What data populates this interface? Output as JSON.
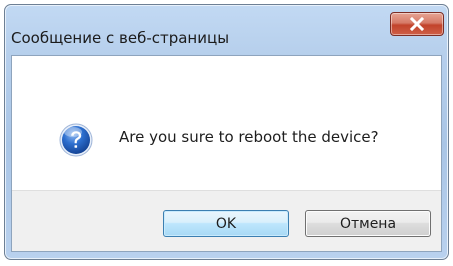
{
  "dialog": {
    "title": "Сообщение с веб-страницы",
    "message": "Are you sure to reboot the device?",
    "icon": "question-icon",
    "close_icon": "close-icon"
  },
  "buttons": {
    "ok_label": "OK",
    "cancel_label": "Отмена"
  },
  "colors": {
    "title_bar": "#b6cfec",
    "close_button": "#c2432b",
    "ok_button_border": "#3c7fb1",
    "button_area": "#f0f0f0"
  }
}
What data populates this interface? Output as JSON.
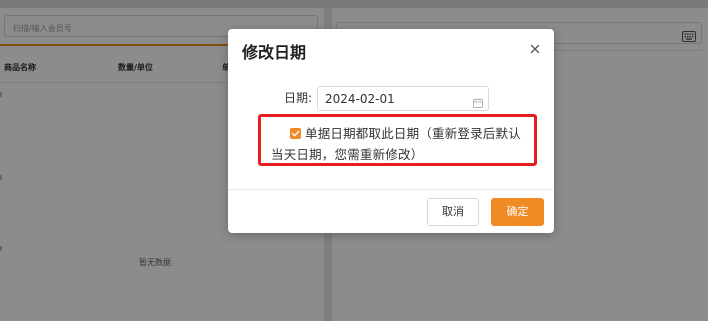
{
  "background": {
    "member_search": {
      "placeholder": "扫描/输入会员号"
    },
    "table": {
      "columns": [
        "商品名称",
        "数量/单位",
        "单"
      ],
      "empty_text": "暂无数据"
    },
    "scan_input": {
      "placeholder": ""
    },
    "accent_color": "#f08a24"
  },
  "dialog": {
    "title": "修改日期",
    "date_label": "日期:",
    "date_value": "2024-02-01",
    "option_text": "单据日期都取此日期（重新登录后默认当天日期，您需重新修改）",
    "option_checked": true,
    "cancel_label": "取消",
    "confirm_label": "确定",
    "highlight_color": "#e51f1f"
  }
}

******************************

Could you reproduce every record above exactly, leaving out the pictures?

What data populates this interface? Output as JSON.
{
  "dialog": {
    "title": "Сообщение с веб-страницы",
    "message": "Are you sure to reboot the device?",
    "icon": "question-icon",
    "close_icon": "close-icon"
  },
  "buttons": {
    "ok_label": "OK",
    "cancel_label": "Отмена"
  },
  "colors": {
    "title_bar": "#b6cfec",
    "close_button": "#c2432b",
    "ok_button_border": "#3c7fb1",
    "button_area": "#f0f0f0"
  }
}
What data populates this interface? Output as JSON.
{
  "background": {
    "member_search": {
      "placeholder": "扫描/输入会员号"
    },
    "table": {
      "columns": [
        "商品名称",
        "数量/单位",
        "单"
      ],
      "empty_text": "暂无数据"
    },
    "scan_input": {
      "placeholder": ""
    },
    "accent_color": "#f08a24"
  },
  "dialog": {
    "title": "修改日期",
    "date_label": "日期:",
    "date_value": "2024-02-01",
    "option_text": "单据日期都取此日期（重新登录后默认当天日期，您需重新修改）",
    "option_checked": true,
    "cancel_label": "取消",
    "confirm_label": "确定",
    "highlight_color": "#e51f1f"
  }
}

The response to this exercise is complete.